Write the listing out again, all of it, word for word.
::: Exercise input
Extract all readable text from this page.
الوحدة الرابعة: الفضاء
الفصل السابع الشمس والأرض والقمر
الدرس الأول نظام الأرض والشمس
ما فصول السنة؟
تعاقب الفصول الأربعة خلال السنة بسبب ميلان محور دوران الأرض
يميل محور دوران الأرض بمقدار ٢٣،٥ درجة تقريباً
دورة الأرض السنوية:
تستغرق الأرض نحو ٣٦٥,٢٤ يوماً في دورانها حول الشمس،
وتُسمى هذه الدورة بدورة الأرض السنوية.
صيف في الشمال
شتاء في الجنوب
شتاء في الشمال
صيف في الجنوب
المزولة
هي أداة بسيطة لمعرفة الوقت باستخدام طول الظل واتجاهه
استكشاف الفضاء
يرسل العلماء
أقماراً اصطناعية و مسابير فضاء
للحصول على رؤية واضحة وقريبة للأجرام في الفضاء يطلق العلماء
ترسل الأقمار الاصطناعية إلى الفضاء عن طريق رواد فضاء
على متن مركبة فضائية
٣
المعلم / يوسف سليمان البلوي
::::::
▶ [Expected answer]
Extract all readable text from this page.
الوحدة الرابعة: الفضاء
الفصل السابع الشمس والأرض والقمر
الدرس الأول نظام الأرض والشمس
ما فصول السنة؟
تعاقب الفصول الأربعة خلال السنة بسبب ميلان محور دوران الأرض
يميل محور دوران الأرض بمقدار ٢٣،٥ درجة تقريباً
دورة الأرض السنوية:
تستغرق الأرض نحو ٣٦٥,٢٤ يوماً في دورانها حول الشمس،
وتُسمى هذه الدورة بدورة الأرض السنوية.
صيف في الشمال
شتاء في الجنوب
شتاء في الشمال
صيف في الجنوب
المزولة
هي أداة بسيطة لمعرفة الوقت باستخدام طول الظل واتجاهه
استكشاف الفضاء
يرسل العلماء
أقماراً اصطناعية و مسابير فضاء
للحصول على رؤية واضحة وقريبة للأجرام في الفضاء يطلق العلماء
ترسل الأقمار الاصطناعية إلى الفضاء عن طريق رواد فضاء
على متن مركبة فضائية
٣
المعلم / يوسف سليمان البلوي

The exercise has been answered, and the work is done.